Task directions:
Give the listing again in full, exactly as written.

* * * * * * *

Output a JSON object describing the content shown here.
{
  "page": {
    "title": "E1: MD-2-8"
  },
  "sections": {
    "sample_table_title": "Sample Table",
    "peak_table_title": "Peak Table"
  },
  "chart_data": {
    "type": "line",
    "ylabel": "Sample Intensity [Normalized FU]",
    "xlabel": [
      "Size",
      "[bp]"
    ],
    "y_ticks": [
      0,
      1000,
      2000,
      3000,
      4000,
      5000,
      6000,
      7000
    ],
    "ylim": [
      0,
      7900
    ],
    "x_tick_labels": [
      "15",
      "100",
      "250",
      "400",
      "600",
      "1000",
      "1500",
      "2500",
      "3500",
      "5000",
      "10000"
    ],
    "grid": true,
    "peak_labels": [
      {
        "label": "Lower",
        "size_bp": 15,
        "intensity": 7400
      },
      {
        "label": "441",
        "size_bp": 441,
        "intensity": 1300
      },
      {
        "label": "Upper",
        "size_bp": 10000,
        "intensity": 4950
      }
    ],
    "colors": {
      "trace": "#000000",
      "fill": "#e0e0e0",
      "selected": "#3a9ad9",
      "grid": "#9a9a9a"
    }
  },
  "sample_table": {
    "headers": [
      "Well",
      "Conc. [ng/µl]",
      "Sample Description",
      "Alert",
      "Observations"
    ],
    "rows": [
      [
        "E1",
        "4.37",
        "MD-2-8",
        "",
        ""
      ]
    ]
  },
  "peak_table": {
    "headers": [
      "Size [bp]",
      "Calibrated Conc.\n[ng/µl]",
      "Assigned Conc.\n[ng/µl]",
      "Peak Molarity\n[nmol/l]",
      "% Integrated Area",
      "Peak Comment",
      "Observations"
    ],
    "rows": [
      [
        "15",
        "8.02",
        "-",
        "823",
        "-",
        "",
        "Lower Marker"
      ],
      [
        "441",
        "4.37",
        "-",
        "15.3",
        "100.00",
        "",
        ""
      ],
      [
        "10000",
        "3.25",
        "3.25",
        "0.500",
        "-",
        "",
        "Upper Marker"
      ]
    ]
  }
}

* * * * * * *

Result of the task:
Output a JSON object describing the content shown here.
{
  "page": {
    "title": "E1: MD-2-8"
  },
  "sections": {
    "sample_table_title": "Sample Table",
    "peak_table_title": "Peak Table"
  },
  "chart_data": {
    "type": "line",
    "ylabel": "Sample Intensity [Normalized FU]",
    "xlabel": [
      "Size",
      "[bp]"
    ],
    "y_ticks": [
      0,
      1000,
      2000,
      3000,
      4000,
      5000,
      6000,
      7000
    ],
    "ylim": [
      0,
      7900
    ],
    "x_tick_labels": [
      "15",
      "100",
      "250",
      "400",
      "600",
      "1000",
      "1500",
      "2500",
      "3500",
      "5000",
      "10000"
    ],
    "grid": true,
    "peak_labels": [
      {
        "label": "Lower",
        "size_bp": 15,
        "intensity": 7400
      },
      {
        "label": "441",
        "size_bp": 441,
        "intensity": 1300
      },
      {
        "label": "Upper",
        "size_bp": 10000,
        "intensity": 4950
      }
    ],
    "colors": {
      "trace": "#000000",
      "fill": "#e0e0e0",
      "selected": "#3a9ad9",
      "grid": "#9a9a9a"
    }
  },
  "sample_table": {
    "headers": [
      "Well",
      "Conc. [ng/µl]",
      "Sample Description",
      "Alert",
      "Observations"
    ],
    "rows": [
      [
        "E1",
        "4.37",
        "MD-2-8",
        "",
        ""
      ]
    ]
  },
  "peak_table": {
    "headers": [
      "Size [bp]",
      "Calibrated Conc.\n[ng/µl]",
      "Assigned Conc.\n[ng/µl]",
      "Peak Molarity\n[nmol/l]",
      "% Integrated Area",
      "Peak Comment",
      "Observations"
    ],
    "rows": [
      [
        "15",
        "8.02",
        "-",
        "823",
        "-",
        "",
        "Lower Marker"
      ],
      [
        "441",
        "4.37",
        "-",
        "15.3",
        "100.00",
        "",
        ""
      ],
      [
        "10000",
        "3.25",
        "3.25",
        "0.500",
        "-",
        "",
        "Upper Marker"
      ]
    ]
  }
}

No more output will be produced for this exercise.